**Aim:** Can you output the records below exactly as they are written?

**Input rows:**
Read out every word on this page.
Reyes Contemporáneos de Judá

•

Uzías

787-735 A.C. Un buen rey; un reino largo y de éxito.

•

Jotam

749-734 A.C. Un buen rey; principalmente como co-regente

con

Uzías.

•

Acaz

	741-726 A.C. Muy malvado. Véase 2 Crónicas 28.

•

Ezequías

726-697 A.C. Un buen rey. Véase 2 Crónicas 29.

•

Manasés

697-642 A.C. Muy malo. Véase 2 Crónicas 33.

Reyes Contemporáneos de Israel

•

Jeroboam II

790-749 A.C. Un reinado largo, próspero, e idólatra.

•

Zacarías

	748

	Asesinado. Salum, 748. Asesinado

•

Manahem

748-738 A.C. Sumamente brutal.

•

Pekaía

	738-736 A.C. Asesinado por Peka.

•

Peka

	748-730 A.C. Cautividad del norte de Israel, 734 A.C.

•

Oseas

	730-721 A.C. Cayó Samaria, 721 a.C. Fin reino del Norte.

**Output of the exercise:**
Read out every word on this page.
Reyes Contemporáneos de Judá

•

Uzías

787-735 A.C. Un buen rey; un reino largo y de éxito.

•

Jotam

749-734 A.C. Un buen rey; principalmente como co-regente

con

Uzías.

•

Acaz

	741-726 A.C. Muy malvado. Véase 2 Crónicas 28.

•

Ezequías

726-697 A.C. Un buen rey. Véase 2 Crónicas 29.

•

Manasés

697-642 A.C. Muy malo. Véase 2 Crónicas 33.

Reyes Contemporáneos de Israel

•

Jeroboam II

790-749 A.C. Un reinado largo, próspero, e idólatra.

•

Zacarías

	748

	Asesinado. Salum, 748. Asesinado

•

Manahem

748-738 A.C. Sumamente brutal.

•

Pekaía

	738-736 A.C. Asesinado por Peka.

•

Peka

	748-730 A.C. Cautividad del norte de Israel, 734 A.C.

•

Oseas

	730-721 A.C. Cayó Samaria, 721 a.C. Fin reino del Norte.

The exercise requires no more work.